Copy every line in the records below that contains the word "officer".

- _Raw records_:
==========
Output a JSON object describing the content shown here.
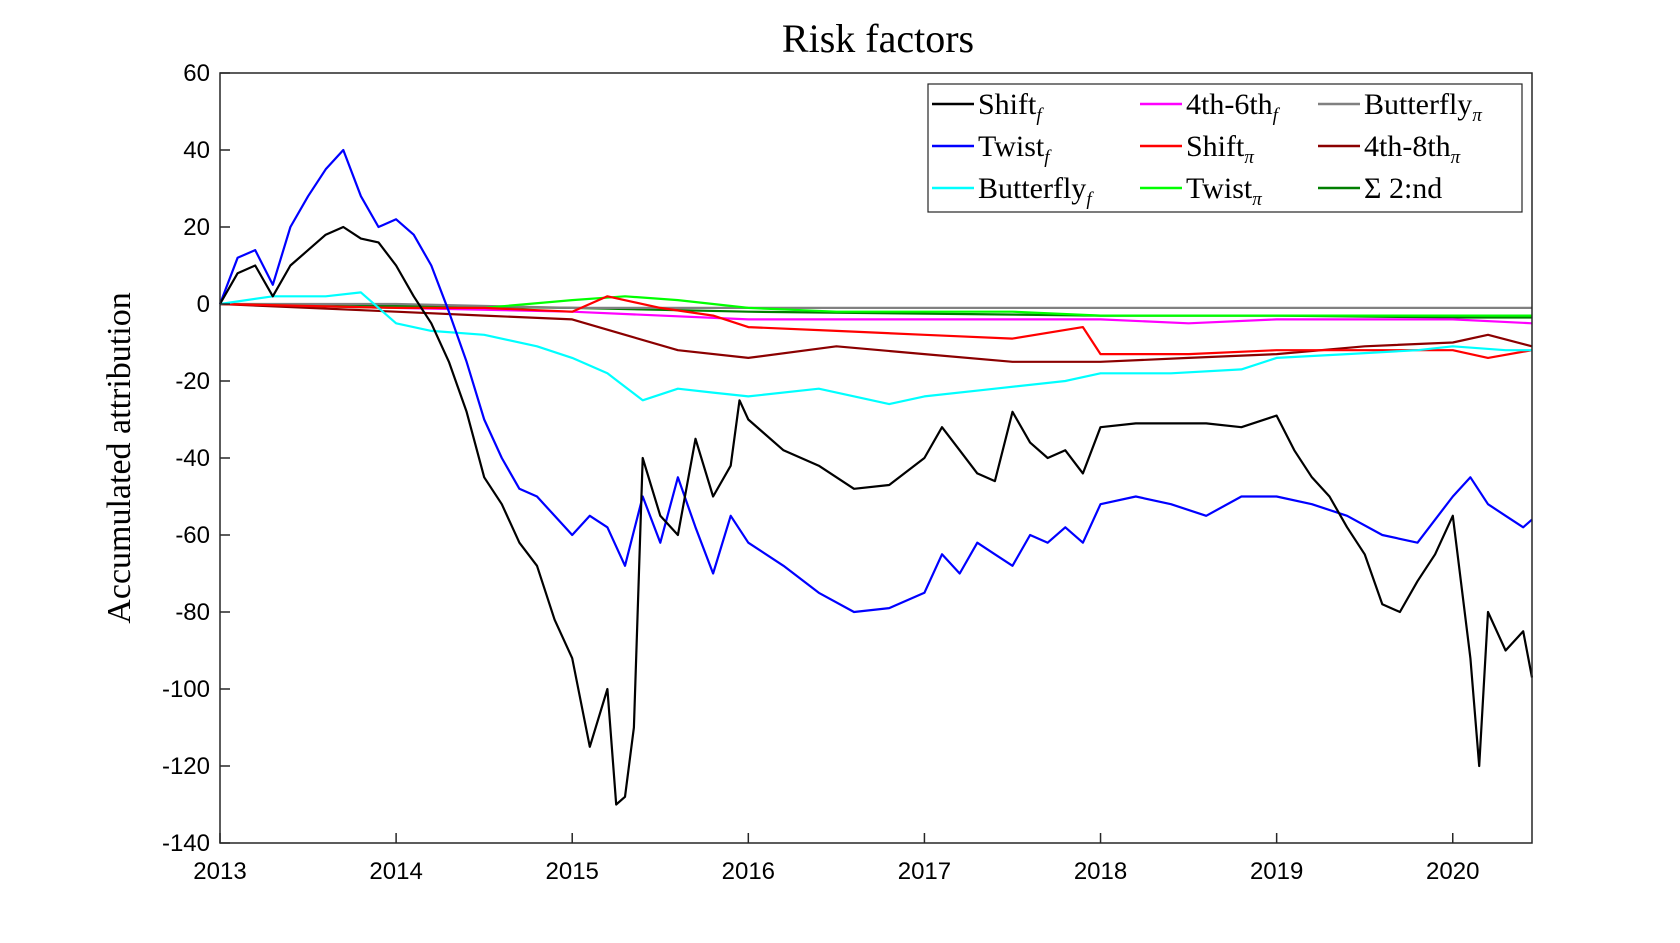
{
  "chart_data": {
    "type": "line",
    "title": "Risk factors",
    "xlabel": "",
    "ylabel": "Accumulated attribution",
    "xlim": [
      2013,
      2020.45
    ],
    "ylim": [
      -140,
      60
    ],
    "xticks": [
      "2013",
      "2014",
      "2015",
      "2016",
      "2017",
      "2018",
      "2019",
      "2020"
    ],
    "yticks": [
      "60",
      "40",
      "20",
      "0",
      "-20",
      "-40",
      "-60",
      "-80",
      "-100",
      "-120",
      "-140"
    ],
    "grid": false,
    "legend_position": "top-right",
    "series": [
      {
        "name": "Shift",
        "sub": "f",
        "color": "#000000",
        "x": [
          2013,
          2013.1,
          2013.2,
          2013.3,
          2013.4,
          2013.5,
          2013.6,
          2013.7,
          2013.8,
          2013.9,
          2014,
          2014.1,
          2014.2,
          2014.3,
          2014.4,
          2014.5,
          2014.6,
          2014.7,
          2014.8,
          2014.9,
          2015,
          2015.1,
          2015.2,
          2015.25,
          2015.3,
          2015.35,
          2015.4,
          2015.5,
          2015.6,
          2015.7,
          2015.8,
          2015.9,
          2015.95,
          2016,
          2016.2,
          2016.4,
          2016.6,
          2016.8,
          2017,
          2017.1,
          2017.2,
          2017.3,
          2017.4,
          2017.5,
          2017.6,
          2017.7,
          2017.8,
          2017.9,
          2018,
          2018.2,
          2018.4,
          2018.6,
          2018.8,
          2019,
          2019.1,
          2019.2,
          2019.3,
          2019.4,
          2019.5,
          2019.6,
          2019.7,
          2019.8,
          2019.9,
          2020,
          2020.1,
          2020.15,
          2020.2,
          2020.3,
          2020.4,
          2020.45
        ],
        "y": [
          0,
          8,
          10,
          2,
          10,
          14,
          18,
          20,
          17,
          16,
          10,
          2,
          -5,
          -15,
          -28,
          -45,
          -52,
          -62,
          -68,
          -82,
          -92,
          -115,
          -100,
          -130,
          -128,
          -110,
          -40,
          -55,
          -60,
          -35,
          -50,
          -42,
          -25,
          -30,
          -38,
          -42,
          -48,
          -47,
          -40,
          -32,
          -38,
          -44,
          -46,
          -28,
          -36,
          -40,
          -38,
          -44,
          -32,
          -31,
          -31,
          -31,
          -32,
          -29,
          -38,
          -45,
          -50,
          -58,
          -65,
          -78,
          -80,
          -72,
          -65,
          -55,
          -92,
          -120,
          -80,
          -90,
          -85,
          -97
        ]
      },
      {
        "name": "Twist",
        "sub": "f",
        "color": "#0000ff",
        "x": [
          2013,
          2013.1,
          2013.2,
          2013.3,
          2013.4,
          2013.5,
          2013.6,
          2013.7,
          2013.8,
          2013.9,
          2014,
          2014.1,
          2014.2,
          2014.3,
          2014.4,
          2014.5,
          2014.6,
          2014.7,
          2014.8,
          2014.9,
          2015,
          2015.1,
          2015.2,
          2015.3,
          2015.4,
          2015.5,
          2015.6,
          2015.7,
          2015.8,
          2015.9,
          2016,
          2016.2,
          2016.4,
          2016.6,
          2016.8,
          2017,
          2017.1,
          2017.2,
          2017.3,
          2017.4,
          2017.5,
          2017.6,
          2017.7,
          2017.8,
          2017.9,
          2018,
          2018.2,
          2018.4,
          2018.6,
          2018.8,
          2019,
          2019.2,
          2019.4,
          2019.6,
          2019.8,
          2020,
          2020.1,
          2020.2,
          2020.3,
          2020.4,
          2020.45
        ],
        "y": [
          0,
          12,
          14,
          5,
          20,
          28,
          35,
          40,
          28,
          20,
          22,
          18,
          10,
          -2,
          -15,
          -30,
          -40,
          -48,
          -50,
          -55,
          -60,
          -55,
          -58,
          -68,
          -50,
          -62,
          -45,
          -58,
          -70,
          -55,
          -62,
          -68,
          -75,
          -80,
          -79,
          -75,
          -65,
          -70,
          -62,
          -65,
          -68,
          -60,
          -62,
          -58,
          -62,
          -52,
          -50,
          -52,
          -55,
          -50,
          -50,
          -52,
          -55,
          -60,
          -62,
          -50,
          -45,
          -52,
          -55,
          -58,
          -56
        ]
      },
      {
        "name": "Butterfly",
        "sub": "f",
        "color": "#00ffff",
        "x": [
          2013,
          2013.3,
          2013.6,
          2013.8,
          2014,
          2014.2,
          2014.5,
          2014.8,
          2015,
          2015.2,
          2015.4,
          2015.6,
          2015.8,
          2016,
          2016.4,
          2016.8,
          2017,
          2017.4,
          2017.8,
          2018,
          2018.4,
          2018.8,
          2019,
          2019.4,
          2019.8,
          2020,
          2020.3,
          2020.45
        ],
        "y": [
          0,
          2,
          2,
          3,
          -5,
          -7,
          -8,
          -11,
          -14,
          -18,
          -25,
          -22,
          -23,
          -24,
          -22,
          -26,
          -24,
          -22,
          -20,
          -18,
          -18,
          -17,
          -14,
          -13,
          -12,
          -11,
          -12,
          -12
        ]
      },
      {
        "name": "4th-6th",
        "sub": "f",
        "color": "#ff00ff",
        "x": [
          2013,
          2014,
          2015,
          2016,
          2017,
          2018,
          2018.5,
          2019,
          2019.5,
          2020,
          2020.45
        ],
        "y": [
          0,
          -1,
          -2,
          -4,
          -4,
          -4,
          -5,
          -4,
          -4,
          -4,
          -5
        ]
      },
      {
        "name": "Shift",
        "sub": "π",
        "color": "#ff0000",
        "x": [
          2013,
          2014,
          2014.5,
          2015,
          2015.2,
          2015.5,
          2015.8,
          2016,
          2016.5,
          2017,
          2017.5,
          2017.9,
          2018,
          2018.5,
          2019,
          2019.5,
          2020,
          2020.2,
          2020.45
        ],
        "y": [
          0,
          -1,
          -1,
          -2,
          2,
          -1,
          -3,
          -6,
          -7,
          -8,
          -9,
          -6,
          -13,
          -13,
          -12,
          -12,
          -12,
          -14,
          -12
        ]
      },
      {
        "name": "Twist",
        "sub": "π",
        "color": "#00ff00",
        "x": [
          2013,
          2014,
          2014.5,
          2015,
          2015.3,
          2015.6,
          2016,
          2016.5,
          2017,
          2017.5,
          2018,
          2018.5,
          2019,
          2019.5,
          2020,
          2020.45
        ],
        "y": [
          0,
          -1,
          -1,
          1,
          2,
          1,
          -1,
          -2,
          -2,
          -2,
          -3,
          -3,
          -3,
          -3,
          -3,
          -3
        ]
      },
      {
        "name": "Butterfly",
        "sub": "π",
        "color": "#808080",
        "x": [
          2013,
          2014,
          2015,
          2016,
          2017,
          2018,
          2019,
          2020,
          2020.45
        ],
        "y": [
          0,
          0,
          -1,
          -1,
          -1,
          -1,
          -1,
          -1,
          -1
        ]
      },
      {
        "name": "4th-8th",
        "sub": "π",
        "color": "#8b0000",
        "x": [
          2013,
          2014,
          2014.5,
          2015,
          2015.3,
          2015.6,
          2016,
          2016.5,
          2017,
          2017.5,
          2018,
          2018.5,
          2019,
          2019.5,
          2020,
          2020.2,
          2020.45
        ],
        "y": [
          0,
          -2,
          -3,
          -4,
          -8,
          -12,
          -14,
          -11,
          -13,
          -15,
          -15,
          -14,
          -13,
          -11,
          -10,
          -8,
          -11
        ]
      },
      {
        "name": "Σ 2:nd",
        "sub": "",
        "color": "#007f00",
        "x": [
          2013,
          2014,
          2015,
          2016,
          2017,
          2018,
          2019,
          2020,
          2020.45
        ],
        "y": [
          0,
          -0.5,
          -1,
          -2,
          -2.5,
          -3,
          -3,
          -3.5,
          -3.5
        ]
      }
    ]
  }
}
==========
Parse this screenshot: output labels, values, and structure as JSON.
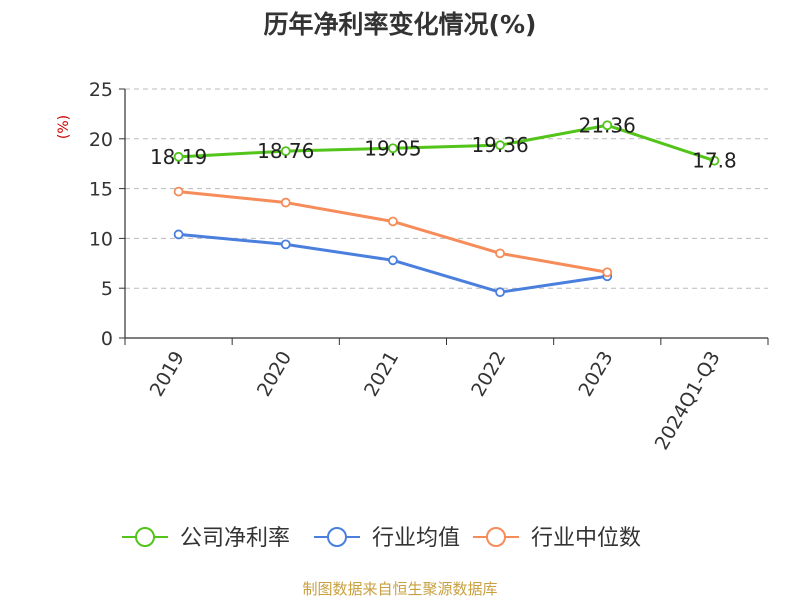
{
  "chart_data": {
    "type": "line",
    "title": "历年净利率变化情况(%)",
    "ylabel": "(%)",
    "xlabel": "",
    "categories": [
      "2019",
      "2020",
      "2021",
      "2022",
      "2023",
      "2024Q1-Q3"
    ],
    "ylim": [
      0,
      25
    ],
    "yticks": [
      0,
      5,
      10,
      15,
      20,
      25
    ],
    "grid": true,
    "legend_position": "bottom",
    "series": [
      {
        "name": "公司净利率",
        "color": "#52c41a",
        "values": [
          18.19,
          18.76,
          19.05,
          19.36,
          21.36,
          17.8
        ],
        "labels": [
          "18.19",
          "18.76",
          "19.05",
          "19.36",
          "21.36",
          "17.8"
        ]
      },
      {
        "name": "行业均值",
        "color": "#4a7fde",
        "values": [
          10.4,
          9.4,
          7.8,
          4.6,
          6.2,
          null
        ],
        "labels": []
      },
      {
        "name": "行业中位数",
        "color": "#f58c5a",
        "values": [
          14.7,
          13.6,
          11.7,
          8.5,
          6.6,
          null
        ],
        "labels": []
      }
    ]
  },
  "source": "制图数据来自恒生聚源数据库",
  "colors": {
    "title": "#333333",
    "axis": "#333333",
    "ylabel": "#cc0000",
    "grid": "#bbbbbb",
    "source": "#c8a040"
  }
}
==========
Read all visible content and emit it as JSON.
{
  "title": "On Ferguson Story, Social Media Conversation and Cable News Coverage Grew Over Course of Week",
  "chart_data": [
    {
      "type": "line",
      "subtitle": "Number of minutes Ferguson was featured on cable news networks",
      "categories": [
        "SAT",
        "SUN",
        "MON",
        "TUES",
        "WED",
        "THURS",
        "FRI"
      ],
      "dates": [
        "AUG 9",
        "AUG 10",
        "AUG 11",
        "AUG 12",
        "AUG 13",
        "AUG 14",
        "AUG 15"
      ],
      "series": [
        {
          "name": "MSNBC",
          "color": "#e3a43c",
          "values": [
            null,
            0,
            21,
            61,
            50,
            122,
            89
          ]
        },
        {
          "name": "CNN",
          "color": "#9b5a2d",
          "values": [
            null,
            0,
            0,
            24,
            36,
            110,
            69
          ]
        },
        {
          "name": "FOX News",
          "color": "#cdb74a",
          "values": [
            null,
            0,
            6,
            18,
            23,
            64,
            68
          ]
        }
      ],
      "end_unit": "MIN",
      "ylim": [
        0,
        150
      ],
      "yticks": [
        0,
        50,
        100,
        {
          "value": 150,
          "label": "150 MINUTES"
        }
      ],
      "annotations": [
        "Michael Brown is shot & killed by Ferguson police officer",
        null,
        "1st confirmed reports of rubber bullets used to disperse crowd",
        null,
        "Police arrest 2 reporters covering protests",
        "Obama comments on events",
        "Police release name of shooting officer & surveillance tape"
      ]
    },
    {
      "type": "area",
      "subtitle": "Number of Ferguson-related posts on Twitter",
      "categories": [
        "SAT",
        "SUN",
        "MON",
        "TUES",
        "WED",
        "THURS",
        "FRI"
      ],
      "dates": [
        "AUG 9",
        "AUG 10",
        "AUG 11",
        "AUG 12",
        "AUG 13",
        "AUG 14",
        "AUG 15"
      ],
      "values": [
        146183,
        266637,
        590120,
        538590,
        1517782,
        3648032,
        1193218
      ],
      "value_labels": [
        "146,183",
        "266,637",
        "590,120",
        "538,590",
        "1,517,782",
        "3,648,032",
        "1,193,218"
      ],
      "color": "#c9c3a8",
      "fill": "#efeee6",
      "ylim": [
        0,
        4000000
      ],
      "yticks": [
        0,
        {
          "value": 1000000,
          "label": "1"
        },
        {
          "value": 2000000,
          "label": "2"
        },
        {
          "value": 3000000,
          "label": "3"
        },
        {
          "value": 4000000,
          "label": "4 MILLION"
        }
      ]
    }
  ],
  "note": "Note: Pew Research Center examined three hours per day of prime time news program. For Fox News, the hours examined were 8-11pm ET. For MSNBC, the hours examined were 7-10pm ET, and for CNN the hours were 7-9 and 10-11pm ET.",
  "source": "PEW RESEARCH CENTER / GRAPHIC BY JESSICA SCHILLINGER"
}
==========
- _COMPLETED TASK_:
        "Michael Brown is shot & killed by Ferguson police officer",
        "Police release name of shooting officer & surveillance tape"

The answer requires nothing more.